--- RECORDED DATA ---
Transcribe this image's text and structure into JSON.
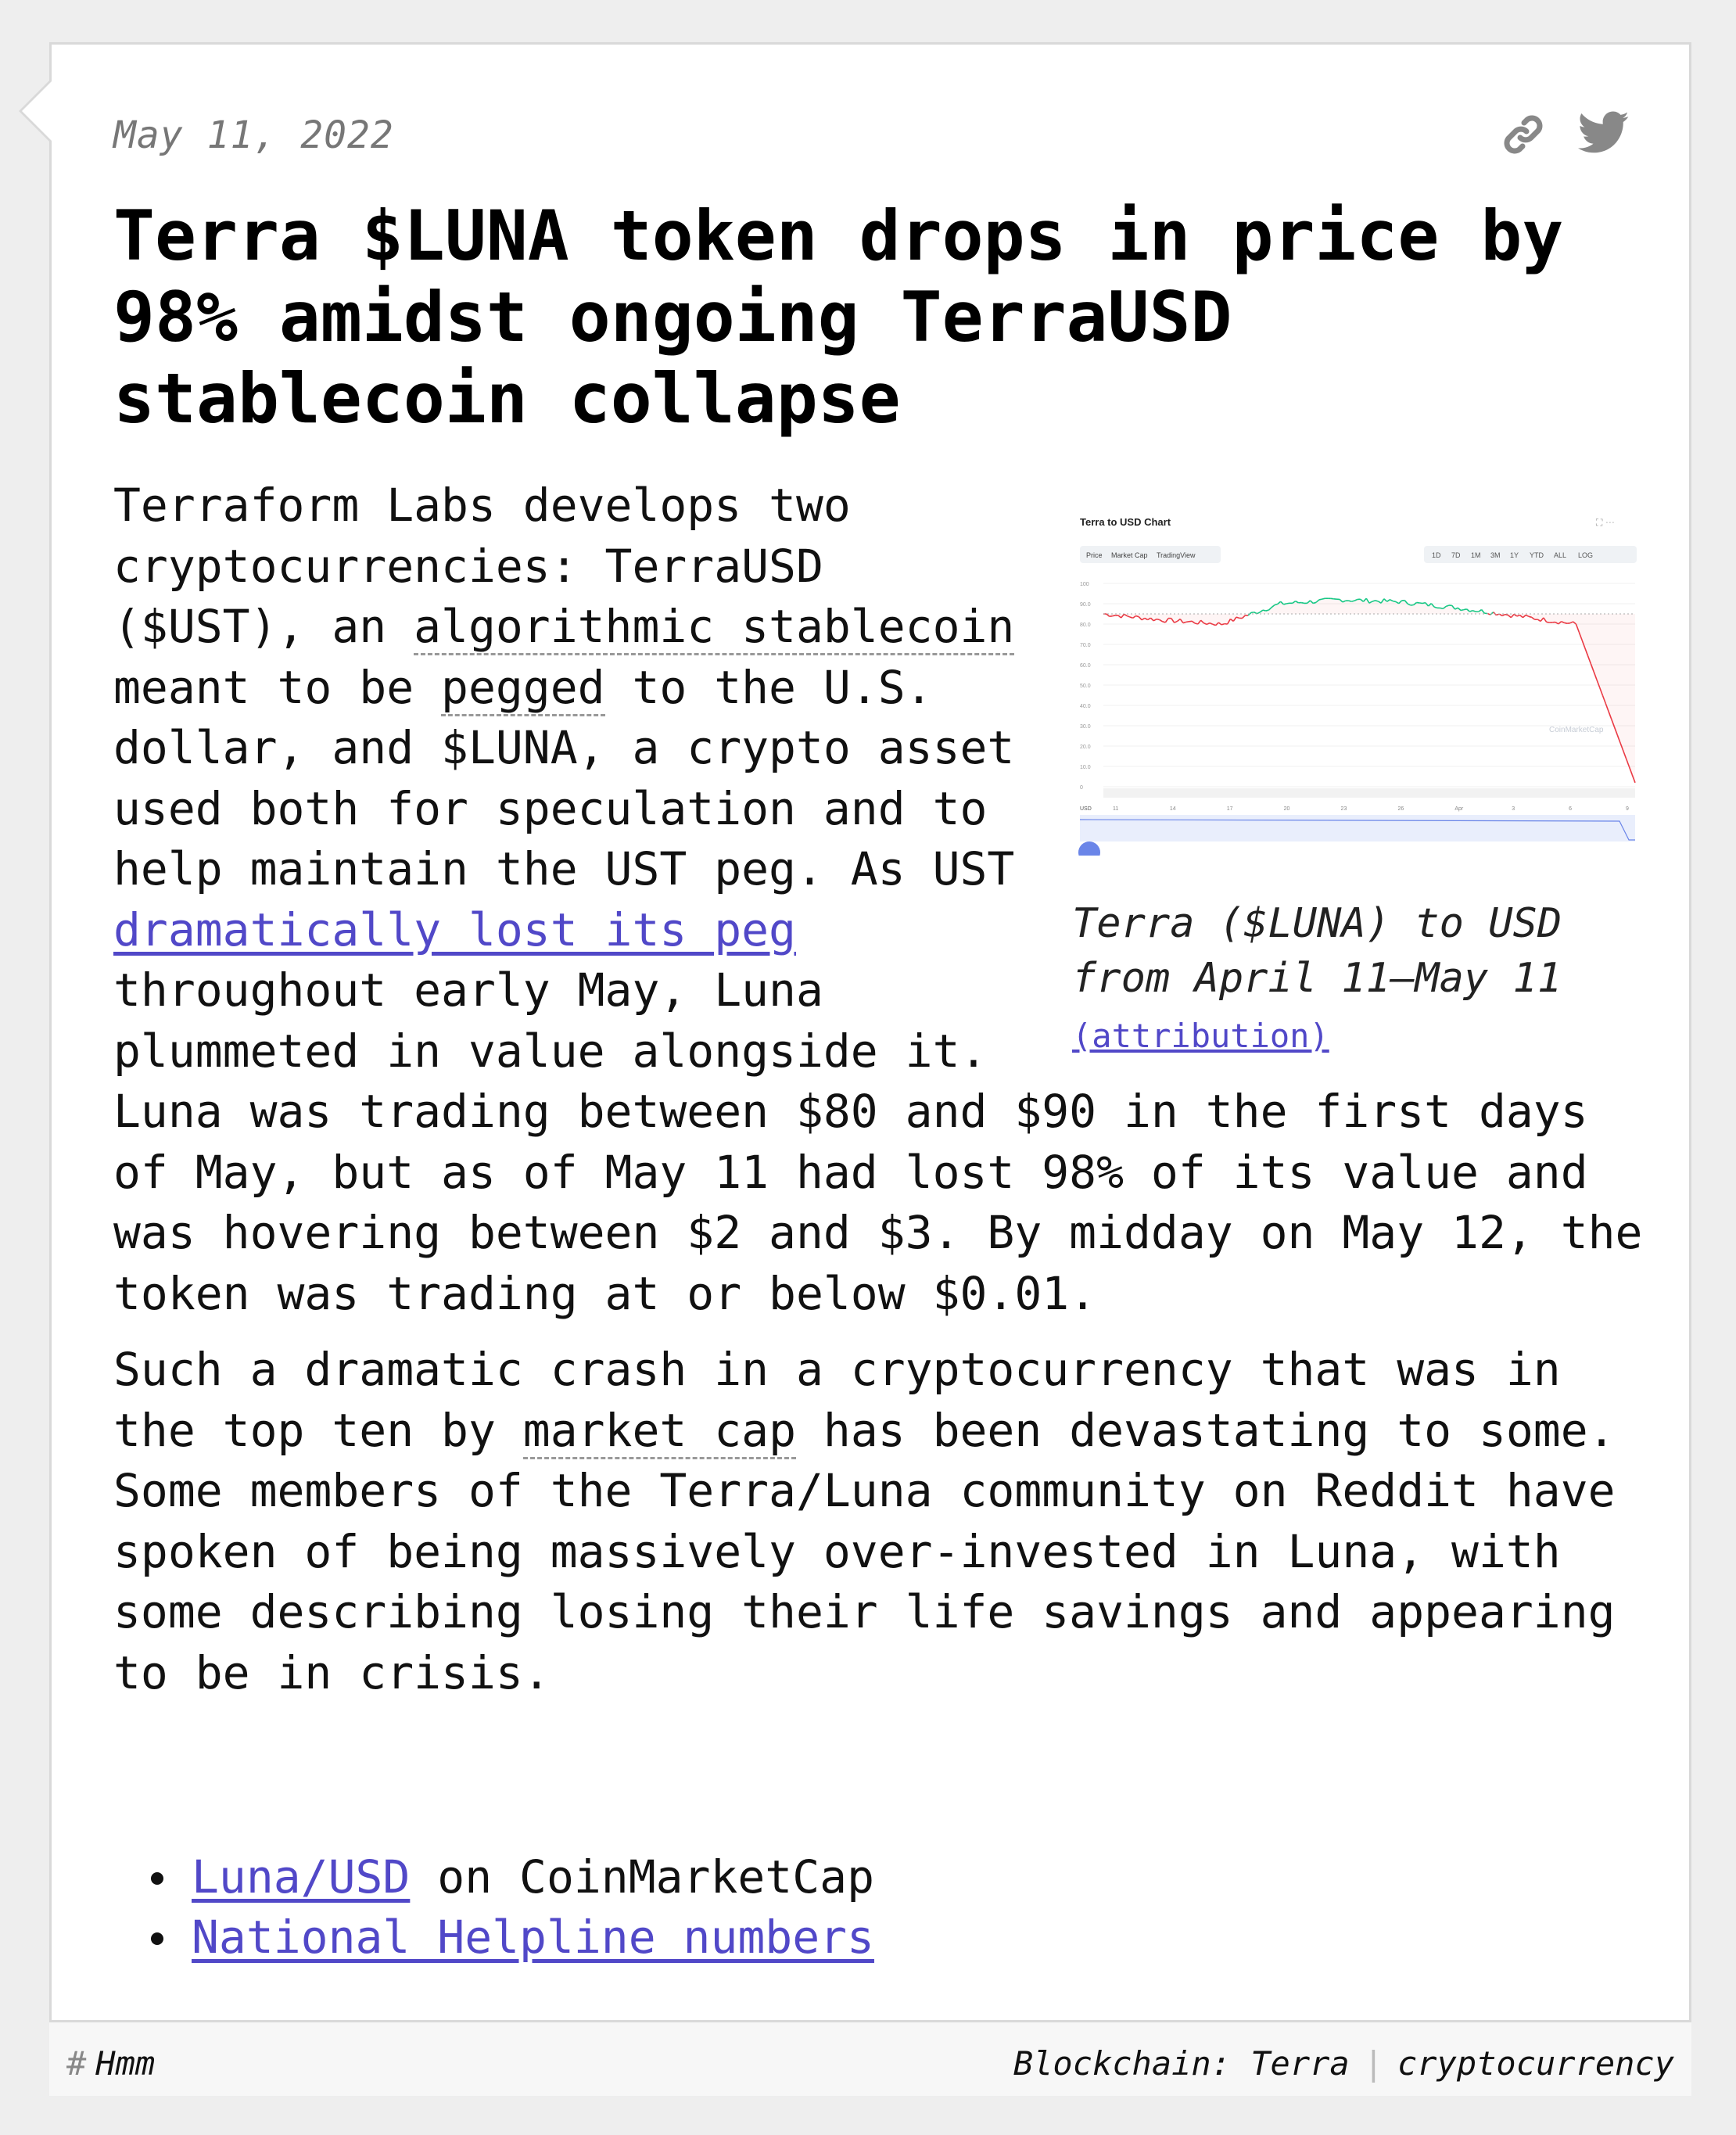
{
  "post": {
    "date": "May 11, 2022",
    "title": "Terra $LUNA token drops in price by 98% amidst ongoing TerraUSD stablecoin collapse",
    "share_icons": [
      "link-icon",
      "twitter-icon"
    ]
  },
  "paragraph1": {
    "t1": "Terraform Labs develops two cryptocurrencies: TerraUSD ($UST), an ",
    "abbr1": "algorithmic stablecoin",
    "t2": " meant to be ",
    "abbr2": "pegged",
    "t3": " to the U.S. dollar, and $LUNA, a crypto asset used both for speculation and to help maintain the UST peg. As UST ",
    "link": "dramatically lost its peg",
    "t4": " throughout early May, Luna plummeted in value alongside it. Luna was trading between $80 and $90 in the first days of May, but as of May 11 had lost 98% of its value and was hovering between $2 and $3. By midday on May 12, the token was trading at or below $0.01."
  },
  "paragraph2": {
    "t1": "Such a dramatic crash in a cryptocurrency that was in the top ten by ",
    "abbr": "market cap",
    "t2": " has been devastating to some. Some members of the Terra/Luna community on Reddit have spoken of being massively over-invested in Luna, with some describing losing their life savings and appearing to be in crisis."
  },
  "figure": {
    "caption": "Terra ($LUNA) to USD from April 11–May 11",
    "attribution": "(attribution)",
    "screenshot": {
      "title": "Terra to USD Chart",
      "tabs": [
        "Price",
        "Market Cap",
        "TradingView"
      ],
      "ranges": [
        "1D",
        "7D",
        "1M",
        "3M",
        "1Y",
        "YTD",
        "ALL",
        "LOG"
      ],
      "y_ticks": [
        "100",
        "90.0",
        "80.0",
        "70.0",
        "60.0",
        "50.0",
        "40.0",
        "30.0",
        "20.0",
        "10.0",
        "0"
      ],
      "x_ticks": [
        "11",
        "14",
        "17",
        "20",
        "23",
        "26",
        "Apr",
        "3",
        "6",
        "9"
      ],
      "y_axis_unit": "USD",
      "watermark": "CoinMarketCap",
      "colors": {
        "up": "#16c784",
        "down": "#ea3943",
        "nav": "#6a85e8"
      }
    }
  },
  "chart_data": {
    "type": "line",
    "title": "Terra to USD Chart",
    "xlabel": "",
    "ylabel": "USD",
    "ylim": [
      0,
      100
    ],
    "x": [
      "11",
      "14",
      "17",
      "20",
      "23",
      "26",
      "Apr",
      "3",
      "6",
      "9"
    ],
    "series": [
      {
        "values": [
          85,
          82,
          80,
          90,
          92,
          91,
          88,
          84,
          80,
          2
        ]
      }
    ]
  },
  "refs": [
    {
      "link": "Luna/USD",
      "rest": " on CoinMarketCap"
    },
    {
      "link": "National Helpline numbers",
      "rest": ""
    }
  ],
  "footer": {
    "hash": "#",
    "tag": "Hmm",
    "topic1": "Blockchain: Terra",
    "separator": "|",
    "topic2": "cryptocurrency"
  }
}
---
EXERCISE DETAILS:
Make a word-for-word copy of the entries, without any pictures.

WORKED SOLUTION:
Transcribe this image's text and structure into JSON.
{
  "post": {
    "date": "May 11, 2022",
    "title": "Terra $LUNA token drops in price by 98% amidst ongoing TerraUSD stablecoin collapse",
    "share_icons": [
      "link-icon",
      "twitter-icon"
    ]
  },
  "paragraph1": {
    "t1": "Terraform Labs develops two cryptocurrencies: TerraUSD ($UST), an ",
    "abbr1": "algorithmic stablecoin",
    "t2": " meant to be ",
    "abbr2": "pegged",
    "t3": " to the U.S. dollar, and $LUNA, a crypto asset used both for speculation and to help maintain the UST peg. As UST ",
    "link": "dramatically lost its peg",
    "t4": " throughout early May, Luna plummeted in value alongside it. Luna was trading between $80 and $90 in the first days of May, but as of May 11 had lost 98% of its value and was hovering between $2 and $3. By midday on May 12, the token was trading at or below $0.01."
  },
  "paragraph2": {
    "t1": "Such a dramatic crash in a cryptocurrency that was in the top ten by ",
    "abbr": "market cap",
    "t2": " has been devastating to some. Some members of the Terra/Luna community on Reddit have spoken of being massively over-invested in Luna, with some describing losing their life savings and appearing to be in crisis."
  },
  "figure": {
    "caption": "Terra ($LUNA) to USD from April 11–May 11",
    "attribution": "(attribution)",
    "screenshot": {
      "title": "Terra to USD Chart",
      "tabs": [
        "Price",
        "Market Cap",
        "TradingView"
      ],
      "ranges": [
        "1D",
        "7D",
        "1M",
        "3M",
        "1Y",
        "YTD",
        "ALL",
        "LOG"
      ],
      "y_ticks": [
        "100",
        "90.0",
        "80.0",
        "70.0",
        "60.0",
        "50.0",
        "40.0",
        "30.0",
        "20.0",
        "10.0",
        "0"
      ],
      "x_ticks": [
        "11",
        "14",
        "17",
        "20",
        "23",
        "26",
        "Apr",
        "3",
        "6",
        "9"
      ],
      "y_axis_unit": "USD",
      "watermark": "CoinMarketCap",
      "colors": {
        "up": "#16c784",
        "down": "#ea3943",
        "nav": "#6a85e8"
      }
    }
  },
  "chart_data": {
    "type": "line",
    "title": "Terra to USD Chart",
    "xlabel": "",
    "ylabel": "USD",
    "ylim": [
      0,
      100
    ],
    "x": [
      "11",
      "14",
      "17",
      "20",
      "23",
      "26",
      "Apr",
      "3",
      "6",
      "9"
    ],
    "series": [
      {
        "values": [
          85,
          82,
          80,
          90,
          92,
          91,
          88,
          84,
          80,
          2
        ]
      }
    ]
  },
  "refs": [
    {
      "link": "Luna/USD",
      "rest": " on CoinMarketCap"
    },
    {
      "link": "National Helpline numbers",
      "rest": ""
    }
  ],
  "footer": {
    "hash": "#",
    "tag": "Hmm",
    "topic1": "Blockchain: Terra",
    "separator": "|",
    "topic2": "cryptocurrency"
  }
}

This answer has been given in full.